■ WHAT YOU NEED TO DO ■
Check every line of the entries that follow, and copy the ones containing "this".

Figure content listings:
******
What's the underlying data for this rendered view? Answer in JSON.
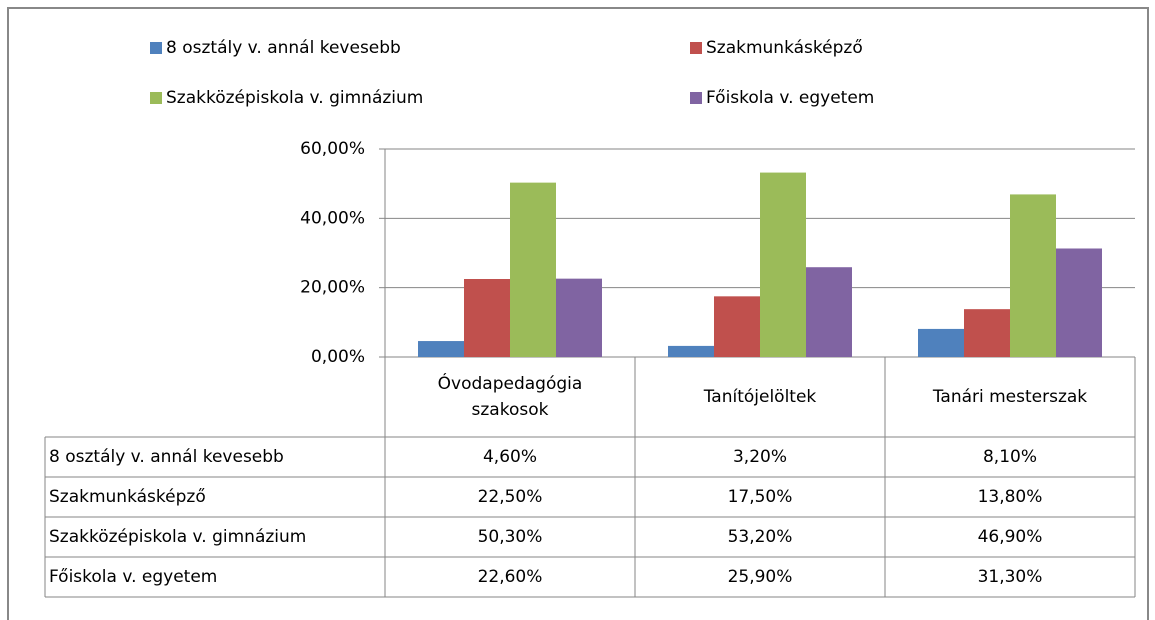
{
  "chart_data": {
    "type": "bar",
    "categories": [
      "Óvodapedagógia szakosok",
      "Tanítójelöltek",
      "Tanári mesterszak"
    ],
    "series": [
      {
        "name": "8 osztály v. annál kevesebb",
        "color": "#4f81bd",
        "values": [
          4.6,
          3.2,
          8.1
        ],
        "value_labels": [
          "4,60%",
          "3,20%",
          "8,10%"
        ]
      },
      {
        "name": "Szakmunkásképző",
        "color": "#c0504d",
        "values": [
          22.5,
          17.5,
          13.8
        ],
        "value_labels": [
          "22,50%",
          "17,50%",
          "13,80%"
        ]
      },
      {
        "name": "Szakközépiskola v. gimnázium",
        "color": "#9bbb59",
        "values": [
          50.3,
          53.2,
          46.9
        ],
        "value_labels": [
          "50,30%",
          "53,20%",
          "46,90%"
        ]
      },
      {
        "name": "Főiskola v. egyetem",
        "color": "#8064a2",
        "values": [
          22.6,
          25.9,
          31.3
        ],
        "value_labels": [
          "22,60%",
          "25,90%",
          "31,30%"
        ]
      }
    ],
    "ylim": [
      0,
      60
    ],
    "yticks": [
      {
        "value": 0,
        "label": "0,00%"
      },
      {
        "value": 20,
        "label": "20,00%"
      },
      {
        "value": 40,
        "label": "40,00%"
      },
      {
        "value": 60,
        "label": "60,00%"
      }
    ],
    "grid": true
  }
}
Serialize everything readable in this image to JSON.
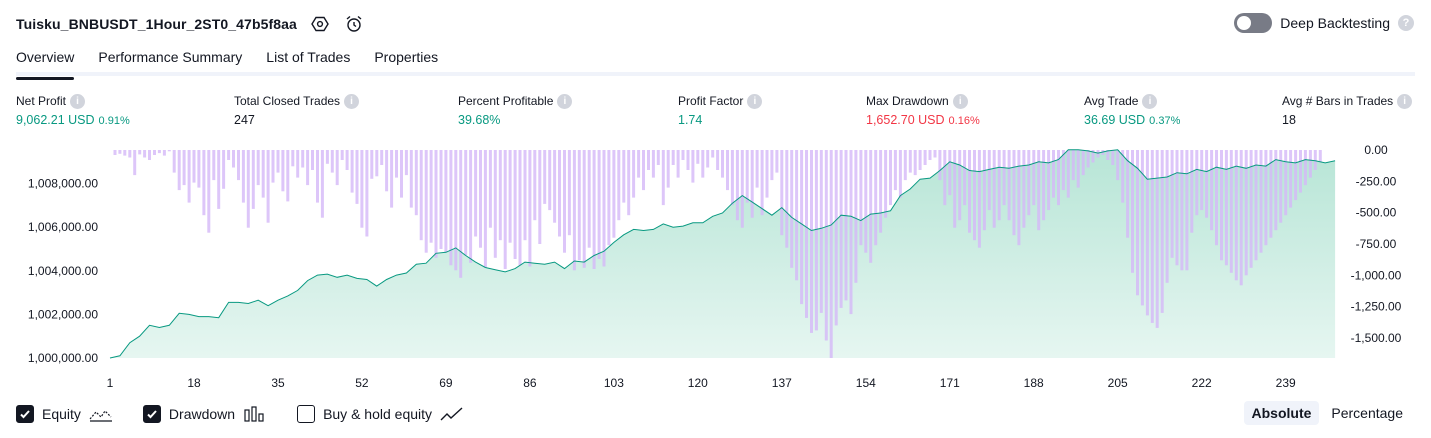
{
  "header": {
    "strategy_name": "Tuisku_BNBUSDT_1Hour_2ST0_47b5f8aa",
    "settings_icon": "settings-hex-icon",
    "alert_icon": "alarm-clock-add-icon",
    "deep_backtesting_label": "Deep Backtesting",
    "deep_backtesting_enabled": false,
    "help_glyph": "?"
  },
  "tabs": [
    {
      "label": "Overview",
      "active": true
    },
    {
      "label": "Performance Summary",
      "active": false
    },
    {
      "label": "List of Trades",
      "active": false
    },
    {
      "label": "Properties",
      "active": false
    }
  ],
  "metrics": [
    {
      "label": "Net Profit",
      "value": "9,062.21 USD",
      "sub": "0.91%",
      "tone": "pos"
    },
    {
      "label": "Total Closed Trades",
      "value": "247",
      "sub": "",
      "tone": "neu"
    },
    {
      "label": "Percent Profitable",
      "value": "39.68%",
      "sub": "",
      "tone": "pos"
    },
    {
      "label": "Profit Factor",
      "value": "1.74",
      "sub": "",
      "tone": "pos"
    },
    {
      "label": "Max Drawdown",
      "value": "1,652.70 USD",
      "sub": "0.16%",
      "tone": "neg"
    },
    {
      "label": "Avg Trade",
      "value": "36.69 USD",
      "sub": "0.37%",
      "tone": "pos"
    },
    {
      "label": "Avg # Bars in Trades",
      "value": "18",
      "sub": "",
      "tone": "neu"
    }
  ],
  "info_glyph": "i",
  "colors": {
    "equity_line": "#089981",
    "equity_fill": "#cfeee4",
    "drawdown_bar": "#d4b8f7",
    "positive": "#089981",
    "negative": "#f23645"
  },
  "chart_data": {
    "type": "area",
    "x_ticks": [
      "1",
      "18",
      "35",
      "52",
      "69",
      "86",
      "103",
      "120",
      "137",
      "154",
      "171",
      "188",
      "205",
      "222",
      "239"
    ],
    "x_range": [
      1,
      250
    ],
    "left_axis": {
      "ticks": [
        "1,008,000.00",
        "1,006,000.00",
        "1,004,000.00",
        "1,002,000.00",
        "1,000,000.00"
      ],
      "tick_values": [
        1008000,
        1006000,
        1004000,
        1002000,
        1000000
      ],
      "range": [
        1000000,
        1009540
      ]
    },
    "right_axis": {
      "ticks": [
        "0.00",
        "-250.00",
        "-500.00",
        "-750.00",
        "-1,000.00",
        "-1,250.00",
        "-1,500.00"
      ],
      "tick_values": [
        0,
        -250,
        -500,
        -750,
        -1000,
        -1250,
        -1500
      ],
      "range": [
        -1660,
        0
      ]
    },
    "series": [
      {
        "name": "Equity",
        "type": "area",
        "points": [
          [
            1,
            1000000
          ],
          [
            3,
            1000100
          ],
          [
            5,
            1000700
          ],
          [
            7,
            1001000
          ],
          [
            9,
            1001500
          ],
          [
            11,
            1001400
          ],
          [
            13,
            1001500
          ],
          [
            15,
            1002050
          ],
          [
            17,
            1002000
          ],
          [
            19,
            1001900
          ],
          [
            21,
            1001900
          ],
          [
            23,
            1001850
          ],
          [
            25,
            1002550
          ],
          [
            27,
            1002550
          ],
          [
            29,
            1002500
          ],
          [
            31,
            1002650
          ],
          [
            33,
            1002400
          ],
          [
            35,
            1002650
          ],
          [
            37,
            1002850
          ],
          [
            39,
            1003100
          ],
          [
            41,
            1003550
          ],
          [
            43,
            1003800
          ],
          [
            45,
            1003850
          ],
          [
            47,
            1003700
          ],
          [
            49,
            1003800
          ],
          [
            51,
            1003650
          ],
          [
            53,
            1003600
          ],
          [
            55,
            1003300
          ],
          [
            57,
            1003600
          ],
          [
            59,
            1003800
          ],
          [
            61,
            1003900
          ],
          [
            63,
            1004300
          ],
          [
            65,
            1004350
          ],
          [
            67,
            1004800
          ],
          [
            69,
            1004850
          ],
          [
            71,
            1005050
          ],
          [
            73,
            1004700
          ],
          [
            75,
            1004400
          ],
          [
            77,
            1004150
          ],
          [
            79,
            1004050
          ],
          [
            81,
            1003950
          ],
          [
            83,
            1004100
          ],
          [
            85,
            1004400
          ],
          [
            87,
            1004350
          ],
          [
            89,
            1004300
          ],
          [
            91,
            1004400
          ],
          [
            93,
            1004100
          ],
          [
            95,
            1004450
          ],
          [
            97,
            1004400
          ],
          [
            99,
            1004700
          ],
          [
            101,
            1004900
          ],
          [
            103,
            1005300
          ],
          [
            105,
            1005650
          ],
          [
            107,
            1005900
          ],
          [
            109,
            1005850
          ],
          [
            111,
            1005900
          ],
          [
            113,
            1006150
          ],
          [
            115,
            1006000
          ],
          [
            117,
            1006050
          ],
          [
            119,
            1006200
          ],
          [
            121,
            1006200
          ],
          [
            123,
            1006500
          ],
          [
            125,
            1006650
          ],
          [
            127,
            1007100
          ],
          [
            129,
            1007450
          ],
          [
            131,
            1007150
          ],
          [
            133,
            1006850
          ],
          [
            135,
            1006550
          ],
          [
            137,
            1006900
          ],
          [
            139,
            1006450
          ],
          [
            141,
            1006150
          ],
          [
            143,
            1005850
          ],
          [
            145,
            1005950
          ],
          [
            147,
            1006100
          ],
          [
            149,
            1006550
          ],
          [
            151,
            1006500
          ],
          [
            153,
            1006300
          ],
          [
            155,
            1006600
          ],
          [
            157,
            1006650
          ],
          [
            159,
            1006750
          ],
          [
            161,
            1007450
          ],
          [
            163,
            1007750
          ],
          [
            165,
            1008200
          ],
          [
            167,
            1008250
          ],
          [
            169,
            1008600
          ],
          [
            171,
            1009000
          ],
          [
            173,
            1008850
          ],
          [
            175,
            1008600
          ],
          [
            177,
            1008550
          ],
          [
            179,
            1008650
          ],
          [
            181,
            1008750
          ],
          [
            183,
            1008700
          ],
          [
            185,
            1008800
          ],
          [
            187,
            1008850
          ],
          [
            189,
            1009000
          ],
          [
            191,
            1008950
          ],
          [
            193,
            1009100
          ],
          [
            195,
            1009550
          ],
          [
            197,
            1009550
          ],
          [
            199,
            1009500
          ],
          [
            201,
            1009400
          ],
          [
            203,
            1009500
          ],
          [
            205,
            1009550
          ],
          [
            207,
            1009050
          ],
          [
            209,
            1008700
          ],
          [
            211,
            1008200
          ],
          [
            213,
            1008250
          ],
          [
            215,
            1008300
          ],
          [
            217,
            1008500
          ],
          [
            219,
            1008450
          ],
          [
            221,
            1008650
          ],
          [
            223,
            1008550
          ],
          [
            225,
            1008750
          ],
          [
            227,
            1008650
          ],
          [
            229,
            1008800
          ],
          [
            231,
            1008700
          ],
          [
            233,
            1008850
          ],
          [
            235,
            1008800
          ],
          [
            237,
            1009100
          ],
          [
            239,
            1009000
          ],
          [
            241,
            1008950
          ],
          [
            243,
            1009100
          ],
          [
            245,
            1009050
          ],
          [
            247,
            1008950
          ],
          [
            249,
            1009050
          ]
        ]
      },
      {
        "name": "Drawdown",
        "type": "bar",
        "x_start": 1,
        "values": [
          0,
          -40,
          -30,
          -45,
          -60,
          -200,
          -35,
          -60,
          -80,
          -40,
          -25,
          -45,
          -10,
          -180,
          -320,
          -280,
          -420,
          -260,
          -300,
          -520,
          -660,
          -240,
          -470,
          -310,
          -80,
          -140,
          -240,
          -420,
          -620,
          -470,
          -280,
          -380,
          -580,
          -260,
          -180,
          -330,
          -410,
          -130,
          -220,
          -140,
          -280,
          -160,
          -420,
          -540,
          -110,
          -180,
          -280,
          -80,
          -160,
          -340,
          -430,
          -620,
          -690,
          -230,
          -210,
          -120,
          -330,
          -460,
          -220,
          -380,
          -200,
          -460,
          -520,
          -720,
          -820,
          -740,
          -860,
          -790,
          -820,
          -920,
          -960,
          -1020,
          -840,
          -900,
          -690,
          -780,
          -940,
          -620,
          -860,
          -720,
          -950,
          -740,
          -870,
          -920,
          -720,
          -930,
          -560,
          -750,
          -430,
          -480,
          -580,
          -690,
          -820,
          -680,
          -960,
          -880,
          -940,
          -780,
          -950,
          -870,
          -930,
          -760,
          -700,
          -560,
          -420,
          -520,
          -380,
          -220,
          -320,
          -160,
          -220,
          -120,
          -440,
          -300,
          -120,
          -220,
          -80,
          -160,
          -260,
          -110,
          -220,
          -140,
          -60,
          -160,
          -220,
          -320,
          -440,
          -560,
          -620,
          -420,
          -540,
          -300,
          -520,
          -380,
          -240,
          -180,
          -680,
          -780,
          -940,
          -1040,
          -1230,
          -1340,
          -1460,
          -1440,
          -1300,
          -1520,
          -1660,
          -1400,
          -1260,
          -1200,
          -1310,
          -1060,
          -760,
          -820,
          -900,
          -760,
          -660,
          -540,
          -440,
          -320,
          -380,
          -240,
          -180,
          -200,
          -160,
          -120,
          -80,
          -60,
          -240,
          -440,
          -360,
          -620,
          -560,
          -440,
          -660,
          -720,
          -780,
          -640,
          -480,
          -620,
          -560,
          -440,
          -560,
          -680,
          -760,
          -620,
          -520,
          -440,
          -640,
          -560,
          -480,
          -380,
          -440,
          -320,
          -380,
          -240,
          -300,
          -200,
          -140,
          -100,
          -60,
          -40,
          -80,
          -120,
          -240,
          -420,
          -700,
          -980,
          -1160,
          -1240,
          -1320,
          -1380,
          -1420,
          -1300,
          -1060,
          -860,
          -920,
          -960,
          -960,
          -660,
          -520,
          -480,
          -540,
          -640,
          -760,
          -880,
          -920,
          -980,
          -1040,
          -1080,
          -1000,
          -940,
          -880,
          -820,
          -760,
          -700,
          -640,
          -580,
          -520,
          -460,
          -400,
          -340,
          -280,
          -220,
          -160,
          -100
        ]
      }
    ],
    "legend": [
      "Equity",
      "Drawdown",
      "Buy & hold equity"
    ],
    "grid": false
  },
  "footer": {
    "equity_label": "Equity",
    "equity_checked": true,
    "drawdown_label": "Drawdown",
    "drawdown_checked": true,
    "buyhold_label": "Buy & hold equity",
    "buyhold_checked": false,
    "absolute_label": "Absolute",
    "percentage_label": "Percentage",
    "active_mode": "Absolute"
  }
}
******
■ WRITTEN REPLY ■
What's the underlying data for this rendered view? Answer in JSON.
Serialize everything readable in this image to JSON.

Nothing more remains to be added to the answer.